### Written task:
Search the data below for the string "Enter". Extract every line that contains it.

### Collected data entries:

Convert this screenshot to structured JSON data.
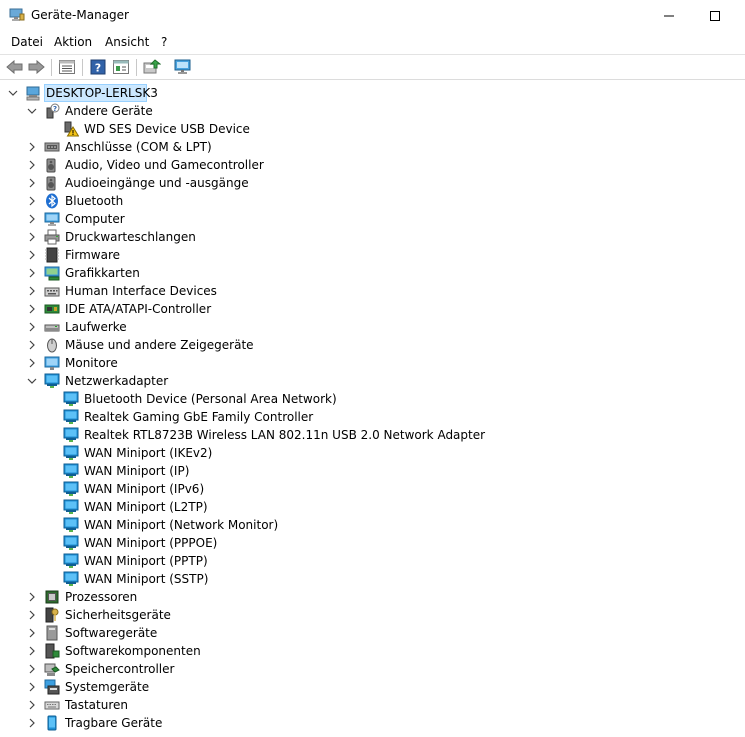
{
  "window": {
    "title": "Geräte-Manager"
  },
  "menu": {
    "items": [
      "Datei",
      "Aktion",
      "Ansicht",
      "?"
    ]
  },
  "toolbar": {
    "buttons": [
      "back-icon",
      "forward-icon",
      "properties-list-icon",
      "help-icon",
      "view-icon",
      "update-driver-icon",
      "monitor-scan-icon"
    ]
  },
  "tree": {
    "root": "DESKTOP-LERLSK3",
    "categories": [
      {
        "label": "Andere Geräte",
        "expanded": true,
        "icon": "unknown-device-icon",
        "children": [
          {
            "label": "WD SES Device USB Device",
            "icon": "warning-device-icon"
          }
        ]
      },
      {
        "label": "Anschlüsse (COM & LPT)",
        "icon": "port-icon"
      },
      {
        "label": "Audio, Video und Gamecontroller",
        "icon": "speaker-icon"
      },
      {
        "label": "Audioeingänge und -ausgänge",
        "icon": "speaker-icon"
      },
      {
        "label": "Bluetooth",
        "icon": "bluetooth-icon"
      },
      {
        "label": "Computer",
        "icon": "computer-icon"
      },
      {
        "label": "Druckwarteschlangen",
        "icon": "printer-icon"
      },
      {
        "label": "Firmware",
        "icon": "chip-icon"
      },
      {
        "label": "Grafikkarten",
        "icon": "display-adapter-icon"
      },
      {
        "label": "Human Interface Devices",
        "icon": "hid-icon"
      },
      {
        "label": "IDE ATA/ATAPI-Controller",
        "icon": "ide-controller-icon"
      },
      {
        "label": "Laufwerke",
        "icon": "drive-icon"
      },
      {
        "label": "Mäuse und andere Zeigegeräte",
        "icon": "mouse-icon"
      },
      {
        "label": "Monitore",
        "icon": "monitor-icon"
      },
      {
        "label": "Netzwerkadapter",
        "expanded": true,
        "icon": "network-icon",
        "children": [
          {
            "label": "Bluetooth Device (Personal Area Network)",
            "icon": "network-icon"
          },
          {
            "label": "Realtek Gaming GbE Family Controller",
            "icon": "network-icon"
          },
          {
            "label": "Realtek RTL8723B Wireless LAN 802.11n USB 2.0 Network Adapter",
            "icon": "network-icon"
          },
          {
            "label": "WAN Miniport (IKEv2)",
            "icon": "network-icon"
          },
          {
            "label": "WAN Miniport (IP)",
            "icon": "network-icon"
          },
          {
            "label": "WAN Miniport (IPv6)",
            "icon": "network-icon"
          },
          {
            "label": "WAN Miniport (L2TP)",
            "icon": "network-icon"
          },
          {
            "label": "WAN Miniport (Network Monitor)",
            "icon": "network-icon"
          },
          {
            "label": "WAN Miniport (PPPOE)",
            "icon": "network-icon"
          },
          {
            "label": "WAN Miniport (PPTP)",
            "icon": "network-icon"
          },
          {
            "label": "WAN Miniport (SSTP)",
            "icon": "network-icon"
          }
        ]
      },
      {
        "label": "Prozessoren",
        "icon": "processor-icon"
      },
      {
        "label": "Sicherheitsgeräte",
        "icon": "security-device-icon"
      },
      {
        "label": "Softwaregeräte",
        "icon": "software-device-icon"
      },
      {
        "label": "Softwarekomponenten",
        "icon": "software-component-icon"
      },
      {
        "label": "Speichercontroller",
        "icon": "storage-controller-icon"
      },
      {
        "label": "Systemgeräte",
        "icon": "system-device-icon"
      },
      {
        "label": "Tastaturen",
        "icon": "keyboard-icon"
      },
      {
        "label": "Tragbare Geräte",
        "icon": "portable-device-icon"
      }
    ]
  },
  "colors": {
    "selection": "#cce8ff",
    "selection_border": "#99d1ff",
    "network_blue": "#1e90d6"
  }
}
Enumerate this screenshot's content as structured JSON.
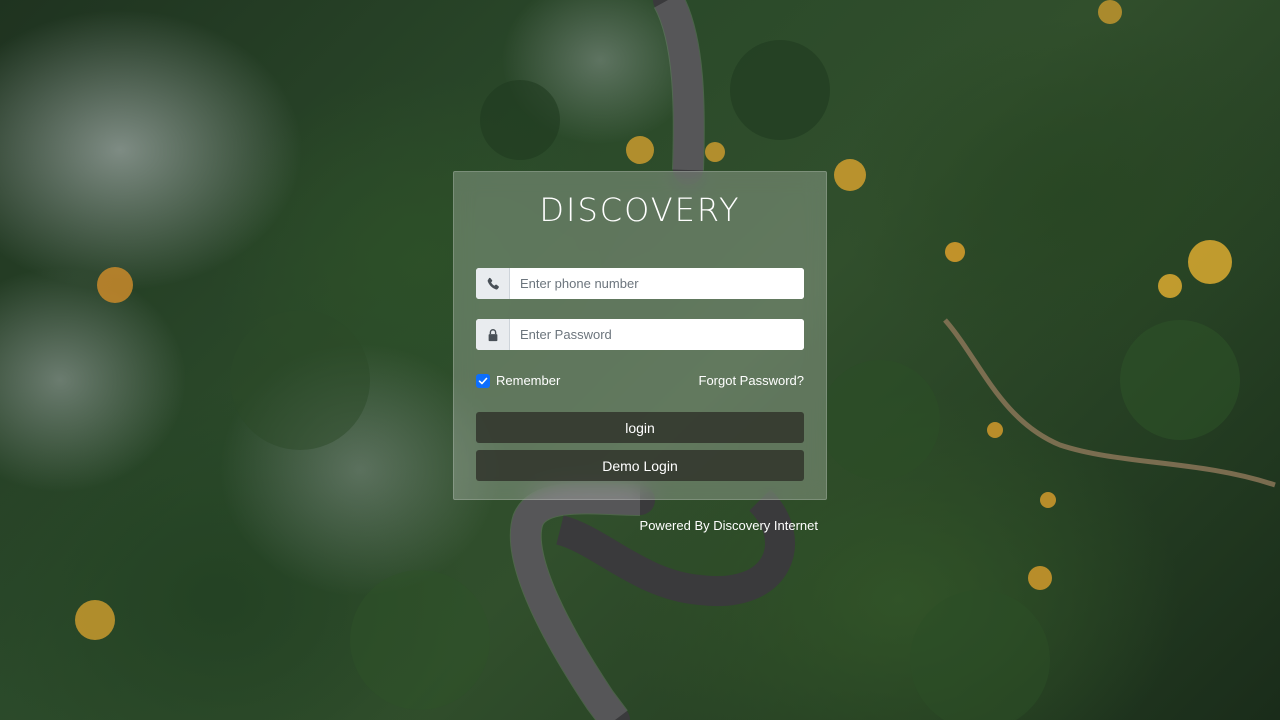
{
  "brand": {
    "title": "DISCOVERY"
  },
  "form": {
    "phone": {
      "placeholder": "Enter phone number",
      "icon": "phone-icon"
    },
    "password": {
      "placeholder": "Enter Password",
      "icon": "lock-icon"
    },
    "remember": {
      "label": "Remember",
      "checked": true
    },
    "forgot_label": "Forgot Password?",
    "login_label": "login",
    "demo_label": "Demo Login"
  },
  "footer": {
    "powered_by": "Powered By Discovery Internet"
  },
  "colors": {
    "checkbox": "#0d6efd",
    "button_bg": "#2f2f2a"
  }
}
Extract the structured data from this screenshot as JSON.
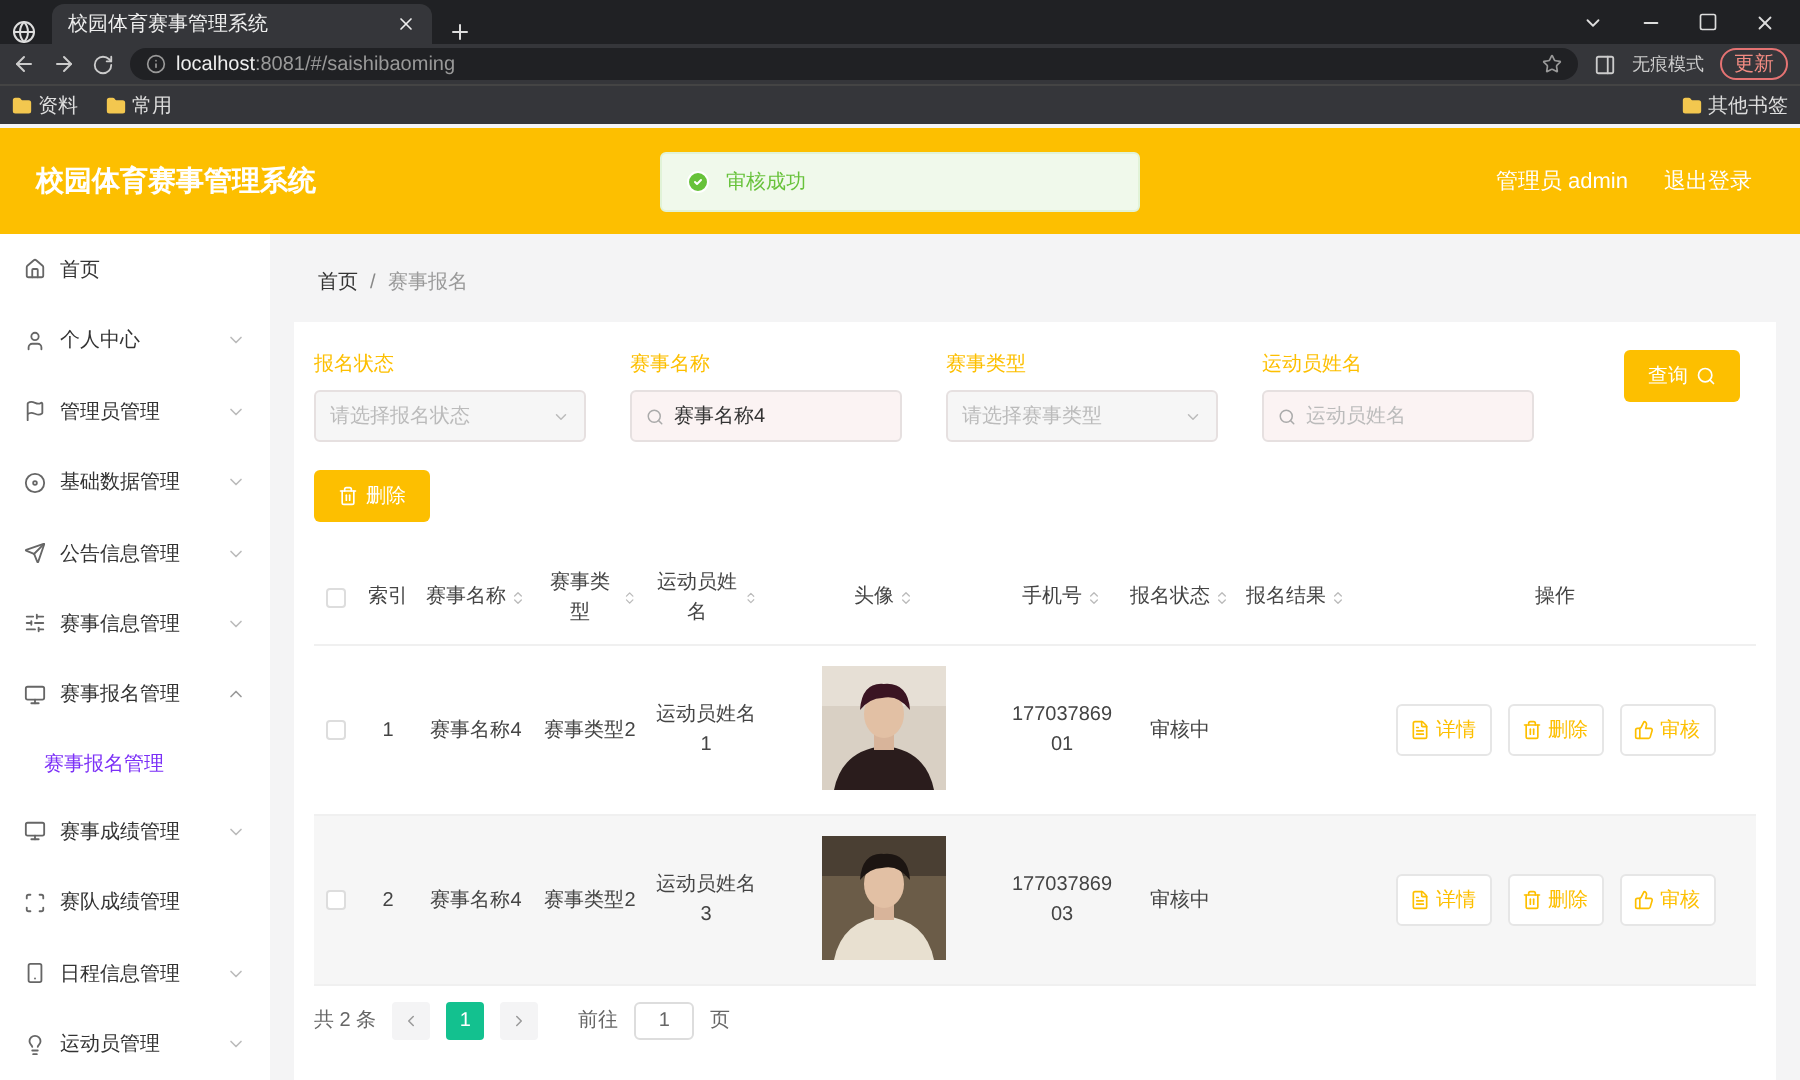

### Output of the exercise:
      "placeholder": "Enter phone number",
      "placeholder": "Enter Password",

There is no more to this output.